══ DATA LISTING

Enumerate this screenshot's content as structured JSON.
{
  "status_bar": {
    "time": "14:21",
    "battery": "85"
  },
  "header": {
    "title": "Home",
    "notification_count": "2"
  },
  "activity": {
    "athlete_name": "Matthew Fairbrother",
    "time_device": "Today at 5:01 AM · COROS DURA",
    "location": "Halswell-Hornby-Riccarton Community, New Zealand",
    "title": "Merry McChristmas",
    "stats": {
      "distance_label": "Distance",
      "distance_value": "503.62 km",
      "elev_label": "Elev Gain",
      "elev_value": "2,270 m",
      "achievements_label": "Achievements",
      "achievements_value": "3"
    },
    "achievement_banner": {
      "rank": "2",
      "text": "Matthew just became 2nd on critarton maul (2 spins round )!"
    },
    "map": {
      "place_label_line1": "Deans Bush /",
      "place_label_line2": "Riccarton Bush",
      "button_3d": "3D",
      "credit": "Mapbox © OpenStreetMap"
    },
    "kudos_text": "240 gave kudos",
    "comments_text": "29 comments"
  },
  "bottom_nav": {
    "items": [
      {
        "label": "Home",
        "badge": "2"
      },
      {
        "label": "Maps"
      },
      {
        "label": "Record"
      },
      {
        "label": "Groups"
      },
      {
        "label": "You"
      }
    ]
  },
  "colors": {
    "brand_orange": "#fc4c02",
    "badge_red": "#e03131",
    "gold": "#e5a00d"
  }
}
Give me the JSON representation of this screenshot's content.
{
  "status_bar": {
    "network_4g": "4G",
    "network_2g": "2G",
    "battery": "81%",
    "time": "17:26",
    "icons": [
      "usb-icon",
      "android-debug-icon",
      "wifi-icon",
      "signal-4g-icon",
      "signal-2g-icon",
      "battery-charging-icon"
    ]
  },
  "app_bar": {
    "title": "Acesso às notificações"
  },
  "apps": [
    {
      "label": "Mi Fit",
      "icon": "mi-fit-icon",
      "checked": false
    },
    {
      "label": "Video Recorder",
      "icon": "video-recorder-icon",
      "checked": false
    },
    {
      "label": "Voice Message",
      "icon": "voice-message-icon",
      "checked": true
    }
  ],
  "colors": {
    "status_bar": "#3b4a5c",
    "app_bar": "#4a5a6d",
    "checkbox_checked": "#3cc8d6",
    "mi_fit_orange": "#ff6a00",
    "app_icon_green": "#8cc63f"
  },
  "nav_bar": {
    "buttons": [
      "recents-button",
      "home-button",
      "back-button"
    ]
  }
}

════

TASK INSTRUCTIONS ▸
Print the records above in full, exactly.

SOLVED EXERCISE ▸
Enumerate this screenshot's content as structured JSON.
{
  "status_bar": {
    "time": "14:21",
    "battery": "85"
  },
  "header": {
    "title": "Home",
    "notification_count": "2"
  },
  "activity": {
    "athlete_name": "Matthew Fairbrother",
    "time_device": "Today at 5:01 AM · COROS DURA",
    "location": "Halswell-Hornby-Riccarton Community, New Zealand",
    "title": "Merry McChristmas",
    "stats": {
      "distance_label": "Distance",
      "distance_value": "503.62 km",
      "elev_label": "Elev Gain",
      "elev_value": "2,270 m",
      "achievements_label": "Achievements",
      "achievements_value": "3"
    },
    "achievement_banner": {
      "rank": "2",
      "text": "Matthew just became 2nd on critarton maul (2 spins round )!"
    },
    "map": {
      "place_label_line1": "Deans Bush /",
      "place_label_line2": "Riccarton Bush",
      "button_3d": "3D",
      "credit": "Mapbox © OpenStreetMap"
    },
    "kudos_text": "240 gave kudos",
    "comments_text": "29 comments"
  },
  "bottom_nav": {
    "items": [
      {
        "label": "Home",
        "badge": "2"
      },
      {
        "label": "Maps"
      },
      {
        "label": "Record"
      },
      {
        "label": "Groups"
      },
      {
        "label": "You"
      }
    ]
  },
  "colors": {
    "brand_orange": "#fc4c02",
    "badge_red": "#e03131",
    "gold": "#e5a00d"
  }
}
Give me the JSON representation of this screenshot's content.
{
  "status_bar": {
    "network_4g": "4G",
    "network_2g": "2G",
    "battery": "81%",
    "time": "17:26",
    "icons": [
      "usb-icon",
      "android-debug-icon",
      "wifi-icon",
      "signal-4g-icon",
      "signal-2g-icon",
      "battery-charging-icon"
    ]
  },
  "app_bar": {
    "title": "Acesso às notificações"
  },
  "apps": [
    {
      "label": "Mi Fit",
      "icon": "mi-fit-icon",
      "checked": false
    },
    {
      "label": "Video Recorder",
      "icon": "video-recorder-icon",
      "checked": false
    },
    {
      "label": "Voice Message",
      "icon": "voice-message-icon",
      "checked": true
    }
  ],
  "colors": {
    "status_bar": "#3b4a5c",
    "app_bar": "#4a5a6d",
    "checkbox_checked": "#3cc8d6",
    "mi_fit_orange": "#ff6a00",
    "app_icon_green": "#8cc63f"
  },
  "nav_bar": {
    "buttons": [
      "recents-button",
      "home-button",
      "back-button"
    ]
  }
}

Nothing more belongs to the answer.